◆ REQUIREMENTS:
Check each line of the material below for "Menjaga". Report how many have it, with no other words.
○ ○ ○ ○
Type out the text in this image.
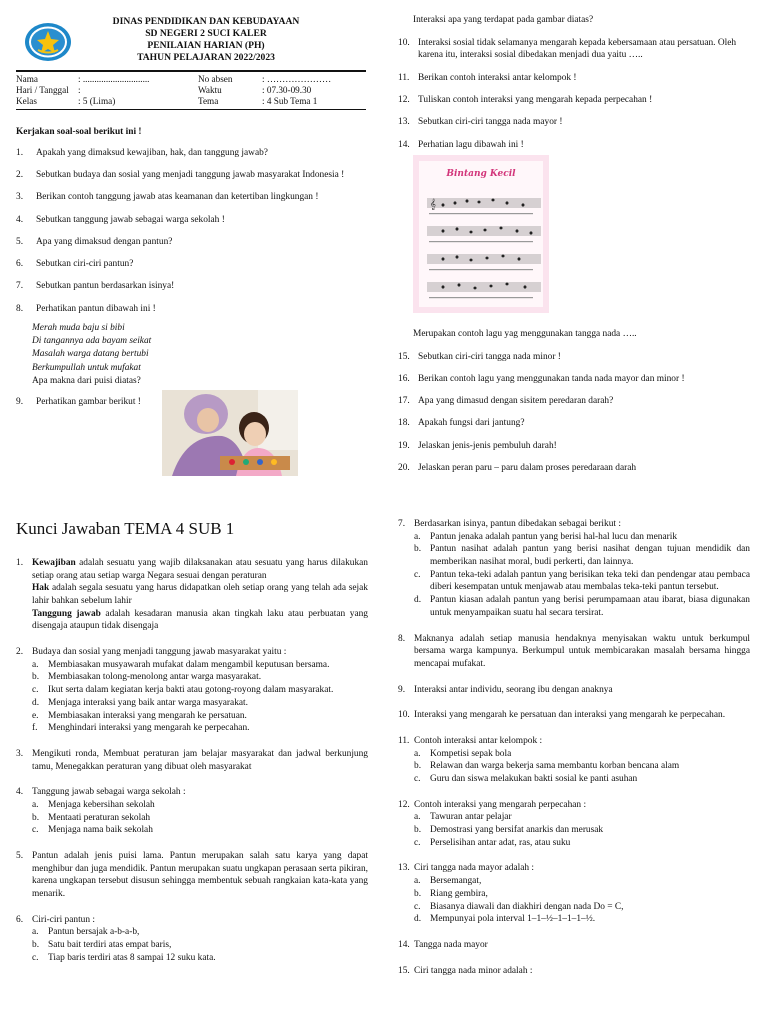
DINAS PENDIDIKAN DAN KEBUDAYAAN
SD NEGERI 2 SUCI KALER
PENILAIAN HARIAN (PH)
TAHUN PELAJARAN 2022/2023
Nama	: .............................	No absen	: …………………
Hari / Tanggal	:	Waktu	: 07.30-09.30
Kelas	: 5 (Lima)	Tema	: 4 Sub Tema 1
Kerjakan soal-soal berikut ini !
1. Apakah yang dimaksud kewajiban, hak, dan tanggung jawab?
2. Sebutkan budaya dan sosial yang menjadi tanggung jawab masyarakat Indonesia !
3. Berikan contoh tanggung jawab atas keamanan dan ketertiban lingkungan !
4. Sebutkan tanggung jawab sebagai warga sekolah !
5. Apa yang dimaksud dengan pantun?
6. Sebutkan ciri-ciri pantun?
7. Sebutkan pantun berdasarkan isinya!
8. Perhatikan pantun dibawah ini !
Merah muda baju si bibi
Di tangannya ada bayam seikat
Masalah warga datang bertubi
Berkumpullah untuk mufakat
Apa makna dari puisi diatas?
9. Perhatikan gambar berikut !
Interaksi apa yang terdapat pada gambar diatas?
10. Interaksi sosial tidak selamanya mengarah kepada kebersamaan atau persatuan. Oleh karena itu, interaksi sosial dibedakan menjadi dua yaitu …..
11. Berikan contoh interaksi antar kelompok !
12. Tuliskan contoh interaksi yang mengarah kepada perpecahan !
13. Sebutkan ciri-ciri tangga nada mayor !
14. Perhatian lagu dibawah ini !
Bintang Kecil
𝄞
Merupakan contoh lagu yag menggunakan tangga nada …..
15. Sebutkan ciri-ciri tangga nada minor !
16. Berikan contoh lagu yang menggunakan tanda nada mayor dan minor !
17. Apa yang dimasud dengan sisitem peredaran darah?
18. Apakah fungsi dari jantung?
19. Jelaskan jenis-jenis pembuluh darah!
20. Jelaskan peran paru – paru dalam proses peredaraan darah
Kunci Jawaban TEMA 4 SUB 1
1. Kewajiban adalah sesuatu yang wajib dilaksanakan atau sesuatu yang harus dilakukan setiap orang atau setiap warga Negara sesuai dengan peraturan
Hak adalah segala sesuatu yang harus didapatkan oleh setiap orang yang telah ada sejak lahir bahkan sebelum lahir
Tanggung jawab adalah kesadaran manusia akan tingkah laku atau perbuatan yang disengaja ataupun tidak disengaja
2. Budaya dan sosial yang menjadi tanggung jawab masyarakat yaitu :
a. Membiasakan musyawarah mufakat dalam mengambil keputusan bersama.
b. Membiasakan tolong-menolong antar warga masyarakat.
c. Ikut serta dalam kegiatan kerja bakti atau gotong-royong dalam masyarakat.
d. Menjaga interaksi yang baik antar warga masyarakat.
e. Membiasakan interaksi yang mengarah ke persatuan.
f. Menghindari interaksi yang mengarah ke perpecahan.
3. Mengikuti ronda, Membuat peraturan jam belajar masyarakat dan jadwal berkunjung tamu, Menegakkan peraturan yang dibuat oleh masyarakat
4. Tanggung jawab sebagai warga sekolah :
a. Menjaga kebersihan sekolah
b. Mentaati peraturan sekolah
c. Menjaga nama baik sekolah
5. Pantun adalah jenis puisi lama. Pantun merupakan salah satu karya yang dapat menghibur dan juga mendidik. Pantun merupakan suatu ungkapan perasaan serta pikiran, karena ungkapan tersebut disusun sehingga membentuk sebuah rangkaian kata-kata yang menarik.
6. Ciri-ciri pantun :
a. Pantun bersajak a-b-a-b,
b. Satu bait terdiri atas empat baris,
c. Tiap baris terdiri atas 8 sampai 12 suku kata.
7. Berdasarkan isinya, pantun dibedakan sebagai berikut :
a. Pantun jenaka adalah pantun yang berisi hal-hal lucu dan menarik
b. Pantun nasihat adalah pantun yang berisi nasihat dengan tujuan mendidik dan memberikan nasihat moral, budi perkerti, dan lainnya.
c. Pantun teka-teki adalah pantun yang berisikan teka teki dan pendengar atau pembaca diberi kesempatan untuk menjawab atau membalas teka-teki pantun tersebut.
d. Pantun kiasan adalah pantun yang berisi perumpamaan atau ibarat, biasa digunakan untuk menyampaikan suatu hal secara tersirat.
8. Maknanya adalah setiap manusia hendaknya menyisakan waktu untuk berkumpul bersama warga kampunya. Berkumpul untuk membicarakan masalah bersama hingga mencapai mufakat.
9. Interaksi antar individu, seorang ibu dengan anaknya
10. Interaksi yang mengarah ke persatuan dan interaksi yang mengarah ke perpecahan.
11. Contoh interaksi antar kelompok :
a. Kompetisi sepak bola
b. Relawan dan warga bekerja sama membantu korban bencana alam
c. Guru dan siswa melakukan bakti sosial ke panti asuhan
12. Contoh interaksi yang mengarah perpecahan :
a. Tawuran antar pelajar
b. Demostrasi yang bersifat anarkis dan merusak
c. Perselisihan antar adat, ras, atau suku
13. Ciri tangga nada mayor adalah :
a. Bersemangat,
b. Riang gembira,
c. Biasanya diawali dan diakhiri dengan nada Do = C,
d. Mempunyai pola interval 1–1–½–1–1–1–½.
14. Tangga nada mayor
15. Ciri tangga nada minor adalah :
○ ○ ○ ○
◆ PROBLEM SOLUTION:
3